Records contained in a dataset
-- BEGIN --

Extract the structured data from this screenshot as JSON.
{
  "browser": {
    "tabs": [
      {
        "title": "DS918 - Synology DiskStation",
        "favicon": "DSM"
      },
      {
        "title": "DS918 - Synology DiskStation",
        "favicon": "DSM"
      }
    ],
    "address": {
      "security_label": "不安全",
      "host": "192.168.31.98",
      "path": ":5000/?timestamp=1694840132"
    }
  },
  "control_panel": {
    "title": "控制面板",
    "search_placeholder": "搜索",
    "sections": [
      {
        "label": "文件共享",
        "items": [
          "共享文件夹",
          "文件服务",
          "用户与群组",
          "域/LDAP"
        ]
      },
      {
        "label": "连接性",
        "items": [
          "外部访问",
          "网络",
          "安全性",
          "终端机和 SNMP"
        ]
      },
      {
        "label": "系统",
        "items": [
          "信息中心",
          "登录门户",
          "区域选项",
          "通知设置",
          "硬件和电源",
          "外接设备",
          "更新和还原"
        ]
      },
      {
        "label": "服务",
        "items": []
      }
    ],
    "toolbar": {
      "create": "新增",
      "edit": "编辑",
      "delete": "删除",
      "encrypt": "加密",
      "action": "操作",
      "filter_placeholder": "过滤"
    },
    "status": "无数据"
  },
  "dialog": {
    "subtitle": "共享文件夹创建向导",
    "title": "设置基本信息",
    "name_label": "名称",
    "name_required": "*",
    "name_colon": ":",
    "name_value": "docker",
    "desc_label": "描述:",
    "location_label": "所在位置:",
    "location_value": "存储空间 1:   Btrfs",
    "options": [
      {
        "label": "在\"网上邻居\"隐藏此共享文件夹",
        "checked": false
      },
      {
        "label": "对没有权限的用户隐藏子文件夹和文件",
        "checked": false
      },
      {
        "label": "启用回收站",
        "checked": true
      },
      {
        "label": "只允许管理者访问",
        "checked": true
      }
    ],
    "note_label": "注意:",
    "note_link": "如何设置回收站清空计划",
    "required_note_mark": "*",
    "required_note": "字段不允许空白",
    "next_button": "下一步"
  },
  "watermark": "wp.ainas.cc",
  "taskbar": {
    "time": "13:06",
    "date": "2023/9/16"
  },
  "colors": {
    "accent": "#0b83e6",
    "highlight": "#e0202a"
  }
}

-- END --

■ **Exercise description**
Write out the entire listing exactly.

■ **The output**
Extract the structured data from this screenshot as JSON.
{
  "browser": {
    "tabs": [
      {
        "title": "DS918 - Synology DiskStation",
        "favicon": "DSM"
      },
      {
        "title": "DS918 - Synology DiskStation",
        "favicon": "DSM"
      }
    ],
    "address": {
      "security_label": "不安全",
      "host": "192.168.31.98",
      "path": ":5000/?timestamp=1694840132"
    }
  },
  "control_panel": {
    "title": "控制面板",
    "search_placeholder": "搜索",
    "sections": [
      {
        "label": "文件共享",
        "items": [
          "共享文件夹",
          "文件服务",
          "用户与群组",
          "域/LDAP"
        ]
      },
      {
        "label": "连接性",
        "items": [
          "外部访问",
          "网络",
          "安全性",
          "终端机和 SNMP"
        ]
      },
      {
        "label": "系统",
        "items": [
          "信息中心",
          "登录门户",
          "区域选项",
          "通知设置",
          "硬件和电源",
          "外接设备",
          "更新和还原"
        ]
      },
      {
        "label": "服务",
        "items": []
      }
    ],
    "toolbar": {
      "create": "新增",
      "edit": "编辑",
      "delete": "删除",
      "encrypt": "加密",
      "action": "操作",
      "filter_placeholder": "过滤"
    },
    "status": "无数据"
  },
  "dialog": {
    "subtitle": "共享文件夹创建向导",
    "title": "设置基本信息",
    "name_label": "名称",
    "name_required": "*",
    "name_colon": ":",
    "name_value": "docker",
    "desc_label": "描述:",
    "location_label": "所在位置:",
    "location_value": "存储空间 1:   Btrfs",
    "options": [
      {
        "label": "在\"网上邻居\"隐藏此共享文件夹",
        "checked": false
      },
      {
        "label": "对没有权限的用户隐藏子文件夹和文件",
        "checked": false
      },
      {
        "label": "启用回收站",
        "checked": true
      },
      {
        "label": "只允许管理者访问",
        "checked": true
      }
    ],
    "note_label": "注意:",
    "note_link": "如何设置回收站清空计划",
    "required_note_mark": "*",
    "required_note": "字段不允许空白",
    "next_button": "下一步"
  },
  "watermark": "wp.ainas.cc",
  "taskbar": {
    "time": "13:06",
    "date": "2023/9/16"
  },
  "colors": {
    "accent": "#0b83e6",
    "highlight": "#e0202a"
  }
}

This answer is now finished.